READING TEXT
Skip to content
Adam Mikulasev edited this page Jun 14, 2025 · 10 revisions

Outboxer Wiki – Table of Contents

Foundation

  1. Define Ubiquitous Language
    Model your core business actions clearly, per bounded context.

  2. Decoupling with Events
    How to migrate to an event-driven architecture.

  3. The Transactional Outbox Pattern
    How to avoid message loss and maintain consistency.

  4. Use a Callback to DRY Up Message Queuing
    Use a base Event class with an after_create hook to reduce repetition and ensure consistency.


Define Ubiquitous Language

Start by identifying domain concepts in your bounded context. For example, in the Accountify context, voiding an invoice is a meaningful domain action. We want to:

  • Capture this behavior explicitly
  • Represent it in code using a clear name
  • Allow other systems to react to it without tight coupling

This leads us to define a domain event: InvoiceVoidedEvent.

YOUR TASK
In the Outboxer wiki page, what domain event is defined for voiding an invoice in the Accountify context?

DATA TO EXAMINE
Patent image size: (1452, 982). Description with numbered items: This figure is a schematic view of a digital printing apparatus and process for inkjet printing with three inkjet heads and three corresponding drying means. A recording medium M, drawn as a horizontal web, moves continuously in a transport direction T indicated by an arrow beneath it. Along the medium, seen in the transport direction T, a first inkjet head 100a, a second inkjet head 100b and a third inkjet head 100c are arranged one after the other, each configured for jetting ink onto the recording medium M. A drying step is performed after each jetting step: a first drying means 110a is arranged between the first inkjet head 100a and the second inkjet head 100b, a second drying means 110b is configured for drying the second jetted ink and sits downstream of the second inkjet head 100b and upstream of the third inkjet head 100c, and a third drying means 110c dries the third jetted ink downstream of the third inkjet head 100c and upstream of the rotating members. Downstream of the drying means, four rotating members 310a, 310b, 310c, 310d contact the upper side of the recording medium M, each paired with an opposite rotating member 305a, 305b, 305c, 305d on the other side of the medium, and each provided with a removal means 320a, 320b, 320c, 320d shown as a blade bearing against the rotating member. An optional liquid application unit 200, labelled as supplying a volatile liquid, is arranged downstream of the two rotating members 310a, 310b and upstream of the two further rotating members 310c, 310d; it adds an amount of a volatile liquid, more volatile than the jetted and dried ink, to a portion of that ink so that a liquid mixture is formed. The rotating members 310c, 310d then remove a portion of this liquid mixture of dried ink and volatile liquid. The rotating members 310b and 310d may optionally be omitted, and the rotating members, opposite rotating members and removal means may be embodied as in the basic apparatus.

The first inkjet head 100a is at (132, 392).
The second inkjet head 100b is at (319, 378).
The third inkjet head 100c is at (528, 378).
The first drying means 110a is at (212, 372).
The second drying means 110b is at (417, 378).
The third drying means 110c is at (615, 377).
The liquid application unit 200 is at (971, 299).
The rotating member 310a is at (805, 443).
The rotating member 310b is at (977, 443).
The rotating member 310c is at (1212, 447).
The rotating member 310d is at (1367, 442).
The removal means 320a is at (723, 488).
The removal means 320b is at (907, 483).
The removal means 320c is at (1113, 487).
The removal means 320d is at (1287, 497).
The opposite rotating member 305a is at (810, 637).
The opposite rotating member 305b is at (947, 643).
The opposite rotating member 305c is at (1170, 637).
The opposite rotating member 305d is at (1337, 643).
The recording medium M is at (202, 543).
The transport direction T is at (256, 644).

EXERCISE ANSWER
InvoiceVoidedEvent